Show each line that has the string "Wilmington" in it.
◆ ◆ ◆
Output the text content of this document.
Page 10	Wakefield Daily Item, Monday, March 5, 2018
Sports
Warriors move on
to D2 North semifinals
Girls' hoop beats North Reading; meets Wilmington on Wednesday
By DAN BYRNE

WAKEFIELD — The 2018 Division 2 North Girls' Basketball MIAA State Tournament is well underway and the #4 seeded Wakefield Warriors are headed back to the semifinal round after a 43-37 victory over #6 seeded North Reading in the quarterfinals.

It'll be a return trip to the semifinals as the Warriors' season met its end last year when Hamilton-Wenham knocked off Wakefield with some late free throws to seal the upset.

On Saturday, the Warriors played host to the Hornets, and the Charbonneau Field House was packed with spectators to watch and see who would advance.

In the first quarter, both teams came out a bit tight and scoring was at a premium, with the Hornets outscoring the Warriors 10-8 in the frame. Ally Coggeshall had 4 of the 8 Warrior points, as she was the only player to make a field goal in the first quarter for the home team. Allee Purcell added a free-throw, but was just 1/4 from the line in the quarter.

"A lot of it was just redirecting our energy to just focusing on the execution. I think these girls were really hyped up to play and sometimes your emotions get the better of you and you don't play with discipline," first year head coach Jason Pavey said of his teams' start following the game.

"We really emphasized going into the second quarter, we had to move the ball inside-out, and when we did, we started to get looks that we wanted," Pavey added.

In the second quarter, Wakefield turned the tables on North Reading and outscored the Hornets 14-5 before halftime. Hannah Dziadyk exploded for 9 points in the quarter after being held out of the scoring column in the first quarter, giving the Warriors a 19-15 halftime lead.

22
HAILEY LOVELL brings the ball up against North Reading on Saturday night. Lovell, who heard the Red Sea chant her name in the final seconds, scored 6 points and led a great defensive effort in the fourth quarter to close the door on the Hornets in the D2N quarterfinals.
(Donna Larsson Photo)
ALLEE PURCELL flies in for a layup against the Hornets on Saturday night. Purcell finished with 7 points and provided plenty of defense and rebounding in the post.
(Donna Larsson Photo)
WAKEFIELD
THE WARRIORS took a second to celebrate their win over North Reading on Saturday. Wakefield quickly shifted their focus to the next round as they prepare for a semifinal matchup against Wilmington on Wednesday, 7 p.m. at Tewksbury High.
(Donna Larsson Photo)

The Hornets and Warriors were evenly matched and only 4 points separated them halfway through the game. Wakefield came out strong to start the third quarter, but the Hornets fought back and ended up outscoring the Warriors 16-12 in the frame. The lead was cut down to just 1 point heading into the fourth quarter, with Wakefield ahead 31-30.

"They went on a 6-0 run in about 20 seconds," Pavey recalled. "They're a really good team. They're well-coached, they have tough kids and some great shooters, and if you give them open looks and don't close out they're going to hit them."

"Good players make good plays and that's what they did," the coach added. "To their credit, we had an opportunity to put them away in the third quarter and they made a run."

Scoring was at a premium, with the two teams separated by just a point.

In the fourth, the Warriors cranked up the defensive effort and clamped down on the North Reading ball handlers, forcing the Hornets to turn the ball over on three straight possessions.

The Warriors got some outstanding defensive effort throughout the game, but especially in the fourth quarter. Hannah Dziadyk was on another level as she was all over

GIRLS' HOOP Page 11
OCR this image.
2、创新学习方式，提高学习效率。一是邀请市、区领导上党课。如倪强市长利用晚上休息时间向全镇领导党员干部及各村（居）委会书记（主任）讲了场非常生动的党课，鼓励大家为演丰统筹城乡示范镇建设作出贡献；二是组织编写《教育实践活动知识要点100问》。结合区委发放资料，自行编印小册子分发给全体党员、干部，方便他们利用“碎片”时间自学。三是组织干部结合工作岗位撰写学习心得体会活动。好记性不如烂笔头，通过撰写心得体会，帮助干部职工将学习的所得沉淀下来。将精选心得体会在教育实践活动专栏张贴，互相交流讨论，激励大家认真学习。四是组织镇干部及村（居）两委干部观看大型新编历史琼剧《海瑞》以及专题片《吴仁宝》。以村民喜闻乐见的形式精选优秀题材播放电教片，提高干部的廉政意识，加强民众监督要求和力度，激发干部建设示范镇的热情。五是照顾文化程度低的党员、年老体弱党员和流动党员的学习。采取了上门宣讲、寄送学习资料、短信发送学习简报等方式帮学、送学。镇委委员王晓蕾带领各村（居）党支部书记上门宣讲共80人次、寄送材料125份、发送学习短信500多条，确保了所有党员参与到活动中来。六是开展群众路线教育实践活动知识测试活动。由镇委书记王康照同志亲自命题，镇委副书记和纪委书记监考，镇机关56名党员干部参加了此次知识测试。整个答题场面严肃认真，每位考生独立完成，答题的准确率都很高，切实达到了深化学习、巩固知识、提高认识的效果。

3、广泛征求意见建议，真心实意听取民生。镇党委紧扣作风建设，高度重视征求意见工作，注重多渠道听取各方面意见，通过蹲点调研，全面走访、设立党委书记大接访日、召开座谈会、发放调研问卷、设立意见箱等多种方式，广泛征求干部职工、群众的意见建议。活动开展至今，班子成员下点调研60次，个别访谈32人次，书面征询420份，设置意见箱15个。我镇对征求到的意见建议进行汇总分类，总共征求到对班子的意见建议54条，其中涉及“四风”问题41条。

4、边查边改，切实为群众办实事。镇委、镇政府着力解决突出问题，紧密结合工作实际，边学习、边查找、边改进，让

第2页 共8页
◆ ◆ ◆
• _SOLVED PROBLEM_
Girls' hoop beats North Reading; meets Wilmington on Wednesday
THE WARRIORS took a second to celebrate their win over North Reading on Saturday. Wakefield quickly shifted their focus to the next round as they prepare for a semifinal matchup against Wilmington on Wednesday, 7 p.m. at Tewksbury High.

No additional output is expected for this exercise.